■ **Data provided**
• • • •

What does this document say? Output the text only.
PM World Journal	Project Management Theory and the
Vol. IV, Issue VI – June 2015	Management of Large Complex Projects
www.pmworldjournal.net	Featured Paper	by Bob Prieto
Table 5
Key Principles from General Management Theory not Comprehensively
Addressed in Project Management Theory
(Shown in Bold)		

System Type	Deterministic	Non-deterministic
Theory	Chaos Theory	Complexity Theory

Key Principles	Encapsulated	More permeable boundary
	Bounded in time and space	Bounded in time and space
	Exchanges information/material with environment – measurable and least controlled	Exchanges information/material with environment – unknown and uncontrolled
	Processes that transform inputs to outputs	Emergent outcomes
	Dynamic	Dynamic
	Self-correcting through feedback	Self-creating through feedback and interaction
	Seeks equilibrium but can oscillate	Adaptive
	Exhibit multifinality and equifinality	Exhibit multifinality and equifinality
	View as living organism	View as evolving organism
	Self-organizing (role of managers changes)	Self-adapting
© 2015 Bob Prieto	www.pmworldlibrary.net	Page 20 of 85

• • • •

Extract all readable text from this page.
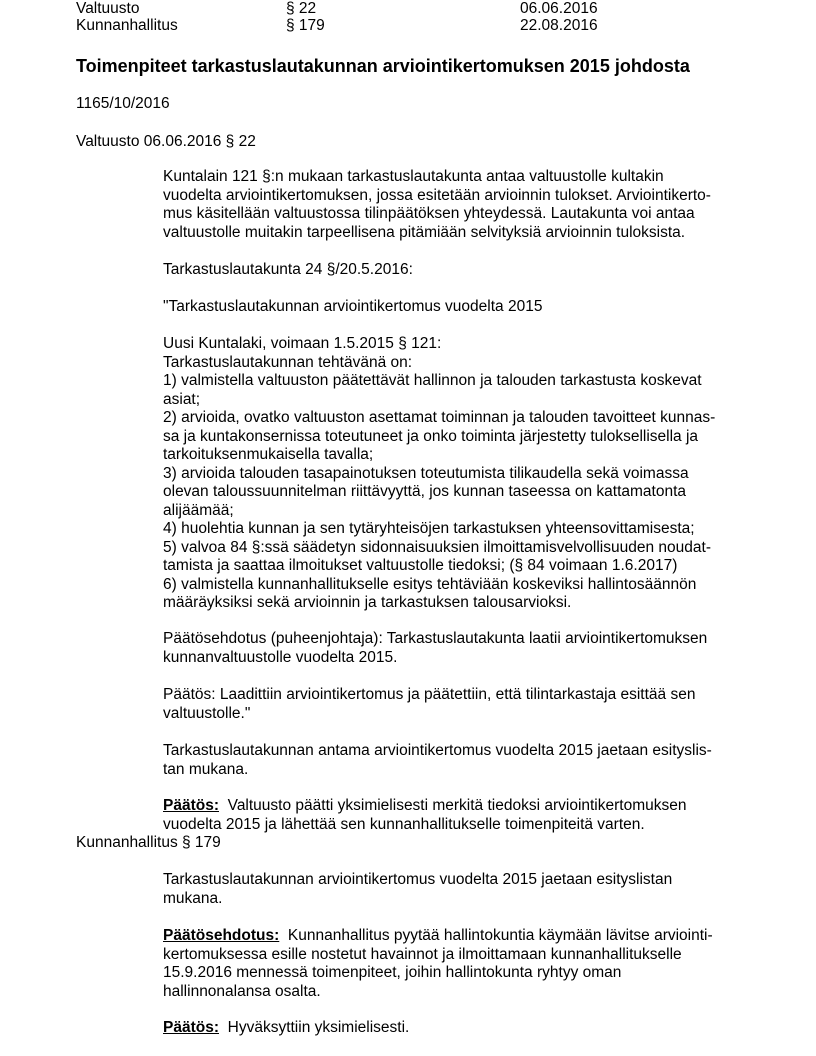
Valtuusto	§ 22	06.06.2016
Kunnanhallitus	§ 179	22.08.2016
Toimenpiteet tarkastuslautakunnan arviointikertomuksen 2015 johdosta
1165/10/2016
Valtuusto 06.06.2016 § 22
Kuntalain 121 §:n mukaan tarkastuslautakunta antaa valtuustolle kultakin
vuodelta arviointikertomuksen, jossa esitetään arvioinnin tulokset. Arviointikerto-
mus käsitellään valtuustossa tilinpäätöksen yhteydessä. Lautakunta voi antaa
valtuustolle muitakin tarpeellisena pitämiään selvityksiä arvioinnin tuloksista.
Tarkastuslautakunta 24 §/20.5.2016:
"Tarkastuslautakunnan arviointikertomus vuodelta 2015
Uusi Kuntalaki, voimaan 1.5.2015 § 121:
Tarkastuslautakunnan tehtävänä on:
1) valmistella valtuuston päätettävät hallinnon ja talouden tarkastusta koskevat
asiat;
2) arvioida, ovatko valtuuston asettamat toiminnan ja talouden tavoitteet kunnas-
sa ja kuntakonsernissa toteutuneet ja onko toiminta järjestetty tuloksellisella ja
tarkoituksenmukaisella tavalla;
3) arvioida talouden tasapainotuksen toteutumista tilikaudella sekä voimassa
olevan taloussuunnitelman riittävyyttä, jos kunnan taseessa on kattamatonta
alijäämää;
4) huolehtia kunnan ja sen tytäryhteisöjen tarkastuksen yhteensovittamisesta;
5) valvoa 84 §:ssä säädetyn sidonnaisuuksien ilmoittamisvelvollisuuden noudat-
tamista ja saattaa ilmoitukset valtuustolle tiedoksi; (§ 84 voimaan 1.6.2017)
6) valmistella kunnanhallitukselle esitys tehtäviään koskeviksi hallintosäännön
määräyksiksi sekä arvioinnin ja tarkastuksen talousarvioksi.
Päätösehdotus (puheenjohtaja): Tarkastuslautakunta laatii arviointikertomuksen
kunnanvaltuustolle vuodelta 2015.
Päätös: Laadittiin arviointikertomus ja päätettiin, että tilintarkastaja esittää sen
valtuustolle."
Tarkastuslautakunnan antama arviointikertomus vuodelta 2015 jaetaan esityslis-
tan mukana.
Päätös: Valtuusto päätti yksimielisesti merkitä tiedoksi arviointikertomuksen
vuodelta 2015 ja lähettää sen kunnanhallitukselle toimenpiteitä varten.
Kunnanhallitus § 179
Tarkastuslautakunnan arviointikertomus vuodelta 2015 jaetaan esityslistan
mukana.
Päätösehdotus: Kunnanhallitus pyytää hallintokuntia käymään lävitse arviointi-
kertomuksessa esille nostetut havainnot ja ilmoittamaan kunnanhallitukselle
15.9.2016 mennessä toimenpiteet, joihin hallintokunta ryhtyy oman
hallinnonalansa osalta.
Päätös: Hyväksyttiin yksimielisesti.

• • • •

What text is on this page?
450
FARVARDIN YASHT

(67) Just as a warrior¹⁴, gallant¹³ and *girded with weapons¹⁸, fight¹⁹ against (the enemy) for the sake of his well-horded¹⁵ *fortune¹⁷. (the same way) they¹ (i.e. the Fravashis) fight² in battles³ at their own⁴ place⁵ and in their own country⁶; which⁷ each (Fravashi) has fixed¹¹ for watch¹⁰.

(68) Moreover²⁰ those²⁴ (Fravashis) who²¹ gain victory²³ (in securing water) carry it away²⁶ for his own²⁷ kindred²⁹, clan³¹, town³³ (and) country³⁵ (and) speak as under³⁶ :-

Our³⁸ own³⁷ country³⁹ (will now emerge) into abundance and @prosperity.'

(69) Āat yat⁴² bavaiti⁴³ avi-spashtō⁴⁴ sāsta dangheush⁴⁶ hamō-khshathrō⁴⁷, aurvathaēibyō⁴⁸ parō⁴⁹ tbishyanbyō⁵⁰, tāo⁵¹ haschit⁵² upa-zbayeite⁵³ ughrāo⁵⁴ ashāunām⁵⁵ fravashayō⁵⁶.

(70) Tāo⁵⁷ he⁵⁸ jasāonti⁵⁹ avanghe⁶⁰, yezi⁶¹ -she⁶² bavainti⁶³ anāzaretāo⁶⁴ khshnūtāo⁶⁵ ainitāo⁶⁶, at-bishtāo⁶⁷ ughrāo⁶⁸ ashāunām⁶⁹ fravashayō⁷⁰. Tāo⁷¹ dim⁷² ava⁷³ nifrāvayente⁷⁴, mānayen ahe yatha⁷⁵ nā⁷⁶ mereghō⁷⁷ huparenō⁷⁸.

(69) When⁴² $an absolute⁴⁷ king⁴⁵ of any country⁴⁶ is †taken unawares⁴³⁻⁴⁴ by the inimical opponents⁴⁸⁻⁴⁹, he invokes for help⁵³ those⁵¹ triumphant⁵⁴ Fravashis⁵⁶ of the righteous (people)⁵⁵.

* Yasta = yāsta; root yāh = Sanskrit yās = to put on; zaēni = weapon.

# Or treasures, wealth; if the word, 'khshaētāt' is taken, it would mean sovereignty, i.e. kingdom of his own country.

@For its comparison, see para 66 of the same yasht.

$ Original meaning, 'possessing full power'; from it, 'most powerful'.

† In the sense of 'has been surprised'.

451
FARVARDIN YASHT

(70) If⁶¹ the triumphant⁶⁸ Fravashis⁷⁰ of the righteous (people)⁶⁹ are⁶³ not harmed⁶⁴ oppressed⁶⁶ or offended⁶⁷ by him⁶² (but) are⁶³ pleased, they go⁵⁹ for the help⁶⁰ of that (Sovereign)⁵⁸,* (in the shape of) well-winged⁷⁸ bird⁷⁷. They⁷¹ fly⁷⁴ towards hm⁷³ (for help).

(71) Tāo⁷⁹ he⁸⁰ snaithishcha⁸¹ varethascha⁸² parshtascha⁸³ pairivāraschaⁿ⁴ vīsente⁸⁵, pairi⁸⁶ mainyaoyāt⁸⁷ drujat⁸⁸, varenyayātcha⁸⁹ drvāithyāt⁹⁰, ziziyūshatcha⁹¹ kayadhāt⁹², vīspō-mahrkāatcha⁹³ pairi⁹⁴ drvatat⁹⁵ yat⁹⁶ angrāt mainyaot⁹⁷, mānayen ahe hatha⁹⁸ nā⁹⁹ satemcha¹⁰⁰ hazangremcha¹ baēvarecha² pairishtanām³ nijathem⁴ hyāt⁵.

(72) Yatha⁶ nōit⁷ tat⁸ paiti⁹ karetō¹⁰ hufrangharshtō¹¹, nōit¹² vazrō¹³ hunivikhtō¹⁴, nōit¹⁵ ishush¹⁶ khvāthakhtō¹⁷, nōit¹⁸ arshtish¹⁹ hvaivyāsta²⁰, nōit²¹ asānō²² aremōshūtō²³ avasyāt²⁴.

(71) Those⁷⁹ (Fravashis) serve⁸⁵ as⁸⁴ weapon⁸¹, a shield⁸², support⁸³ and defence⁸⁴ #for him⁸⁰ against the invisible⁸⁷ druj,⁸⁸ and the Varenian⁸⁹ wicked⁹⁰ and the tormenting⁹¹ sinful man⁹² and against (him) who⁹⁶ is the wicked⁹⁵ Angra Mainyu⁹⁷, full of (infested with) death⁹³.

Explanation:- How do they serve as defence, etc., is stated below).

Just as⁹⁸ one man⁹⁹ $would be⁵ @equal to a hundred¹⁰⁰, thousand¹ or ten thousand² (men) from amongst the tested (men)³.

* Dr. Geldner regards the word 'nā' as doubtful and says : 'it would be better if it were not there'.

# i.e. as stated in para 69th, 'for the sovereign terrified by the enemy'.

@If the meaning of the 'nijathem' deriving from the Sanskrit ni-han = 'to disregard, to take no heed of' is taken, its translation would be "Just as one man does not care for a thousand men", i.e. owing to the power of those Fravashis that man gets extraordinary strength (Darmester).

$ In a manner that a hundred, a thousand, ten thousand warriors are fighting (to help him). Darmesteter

• • • •

■ **Set exercise**
List the lines of the entries that include "Principles".

■ **Task response**
Key Principles from General Management Theory not Comprehensively
Key Principles	Encapsulated	More permeable boundary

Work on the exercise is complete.